### Supplied records:
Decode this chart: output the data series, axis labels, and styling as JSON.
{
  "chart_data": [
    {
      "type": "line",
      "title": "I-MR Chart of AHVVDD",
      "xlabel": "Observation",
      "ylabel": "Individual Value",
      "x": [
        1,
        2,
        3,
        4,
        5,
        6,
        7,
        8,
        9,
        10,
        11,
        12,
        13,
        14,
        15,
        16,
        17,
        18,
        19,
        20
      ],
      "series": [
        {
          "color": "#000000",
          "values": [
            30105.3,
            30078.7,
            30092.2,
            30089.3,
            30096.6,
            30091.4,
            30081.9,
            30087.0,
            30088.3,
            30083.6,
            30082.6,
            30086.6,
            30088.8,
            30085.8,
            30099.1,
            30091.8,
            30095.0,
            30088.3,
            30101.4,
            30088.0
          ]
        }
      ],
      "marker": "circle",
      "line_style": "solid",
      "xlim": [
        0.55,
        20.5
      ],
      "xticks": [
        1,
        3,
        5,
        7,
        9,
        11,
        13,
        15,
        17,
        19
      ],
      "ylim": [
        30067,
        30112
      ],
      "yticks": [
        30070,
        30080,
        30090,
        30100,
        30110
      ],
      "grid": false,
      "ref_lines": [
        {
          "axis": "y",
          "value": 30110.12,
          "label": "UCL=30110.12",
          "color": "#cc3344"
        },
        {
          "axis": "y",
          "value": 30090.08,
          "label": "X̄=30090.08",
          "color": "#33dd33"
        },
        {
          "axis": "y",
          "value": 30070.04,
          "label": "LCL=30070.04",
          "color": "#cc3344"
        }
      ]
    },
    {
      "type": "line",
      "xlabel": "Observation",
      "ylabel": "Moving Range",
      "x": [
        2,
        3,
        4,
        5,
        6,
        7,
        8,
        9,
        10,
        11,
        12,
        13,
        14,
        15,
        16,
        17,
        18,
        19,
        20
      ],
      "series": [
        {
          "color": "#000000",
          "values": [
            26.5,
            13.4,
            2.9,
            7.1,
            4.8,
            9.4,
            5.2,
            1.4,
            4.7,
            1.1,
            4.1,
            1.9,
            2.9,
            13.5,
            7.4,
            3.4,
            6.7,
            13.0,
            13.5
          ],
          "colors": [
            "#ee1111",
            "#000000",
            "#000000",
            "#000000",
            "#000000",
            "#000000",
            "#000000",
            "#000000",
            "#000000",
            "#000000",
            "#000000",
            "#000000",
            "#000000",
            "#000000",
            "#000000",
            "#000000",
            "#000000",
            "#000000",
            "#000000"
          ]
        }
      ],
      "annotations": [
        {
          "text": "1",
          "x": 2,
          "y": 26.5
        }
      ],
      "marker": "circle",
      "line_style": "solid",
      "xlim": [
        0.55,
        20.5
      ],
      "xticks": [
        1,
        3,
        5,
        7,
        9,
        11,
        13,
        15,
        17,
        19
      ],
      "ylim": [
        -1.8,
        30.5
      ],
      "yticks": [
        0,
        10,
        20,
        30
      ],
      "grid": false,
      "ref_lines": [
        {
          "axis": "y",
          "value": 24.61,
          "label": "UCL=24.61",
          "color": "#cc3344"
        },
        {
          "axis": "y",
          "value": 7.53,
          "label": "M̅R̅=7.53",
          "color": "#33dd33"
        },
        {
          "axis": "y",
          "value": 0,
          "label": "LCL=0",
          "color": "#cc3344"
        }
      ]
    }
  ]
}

### Work to do:
Reproduce the records word for word.

### Problem solution:
Decode this chart: output the data series, axis labels, and styling as JSON.
{
  "chart_data": [
    {
      "type": "line",
      "title": "I-MR Chart of AHVVDD",
      "xlabel": "Observation",
      "ylabel": "Individual Value",
      "x": [
        1,
        2,
        3,
        4,
        5,
        6,
        7,
        8,
        9,
        10,
        11,
        12,
        13,
        14,
        15,
        16,
        17,
        18,
        19,
        20
      ],
      "series": [
        {
          "color": "#000000",
          "values": [
            30105.3,
            30078.7,
            30092.2,
            30089.3,
            30096.6,
            30091.4,
            30081.9,
            30087.0,
            30088.3,
            30083.6,
            30082.6,
            30086.6,
            30088.8,
            30085.8,
            30099.1,
            30091.8,
            30095.0,
            30088.3,
            30101.4,
            30088.0
          ]
        }
      ],
      "marker": "circle",
      "line_style": "solid",
      "xlim": [
        0.55,
        20.5
      ],
      "xticks": [
        1,
        3,
        5,
        7,
        9,
        11,
        13,
        15,
        17,
        19
      ],
      "ylim": [
        30067,
        30112
      ],
      "yticks": [
        30070,
        30080,
        30090,
        30100,
        30110
      ],
      "grid": false,
      "ref_lines": [
        {
          "axis": "y",
          "value": 30110.12,
          "label": "UCL=30110.12",
          "color": "#cc3344"
        },
        {
          "axis": "y",
          "value": 30090.08,
          "label": "X̄=30090.08",
          "color": "#33dd33"
        },
        {
          "axis": "y",
          "value": 30070.04,
          "label": "LCL=30070.04",
          "color": "#cc3344"
        }
      ]
    },
    {
      "type": "line",
      "xlabel": "Observation",
      "ylabel": "Moving Range",
      "x": [
        2,
        3,
        4,
        5,
        6,
        7,
        8,
        9,
        10,
        11,
        12,
        13,
        14,
        15,
        16,
        17,
        18,
        19,
        20
      ],
      "series": [
        {
          "color": "#000000",
          "values": [
            26.5,
            13.4,
            2.9,
            7.1,
            4.8,
            9.4,
            5.2,
            1.4,
            4.7,
            1.1,
            4.1,
            1.9,
            2.9,
            13.5,
            7.4,
            3.4,
            6.7,
            13.0,
            13.5
          ],
          "colors": [
            "#ee1111",
            "#000000",
            "#000000",
            "#000000",
            "#000000",
            "#000000",
            "#000000",
            "#000000",
            "#000000",
            "#000000",
            "#000000",
            "#000000",
            "#000000",
            "#000000",
            "#000000",
            "#000000",
            "#000000",
            "#000000",
            "#000000"
          ]
        }
      ],
      "annotations": [
        {
          "text": "1",
          "x": 2,
          "y": 26.5
        }
      ],
      "marker": "circle",
      "line_style": "solid",
      "xlim": [
        0.55,
        20.5
      ],
      "xticks": [
        1,
        3,
        5,
        7,
        9,
        11,
        13,
        15,
        17,
        19
      ],
      "ylim": [
        -1.8,
        30.5
      ],
      "yticks": [
        0,
        10,
        20,
        30
      ],
      "grid": false,
      "ref_lines": [
        {
          "axis": "y",
          "value": 24.61,
          "label": "UCL=24.61",
          "color": "#cc3344"
        },
        {
          "axis": "y",
          "value": 7.53,
          "label": "M̅R̅=7.53",
          "color": "#33dd33"
        },
        {
          "axis": "y",
          "value": 0,
          "label": "LCL=0",
          "color": "#cc3344"
        }
      ]
    }
  ]
}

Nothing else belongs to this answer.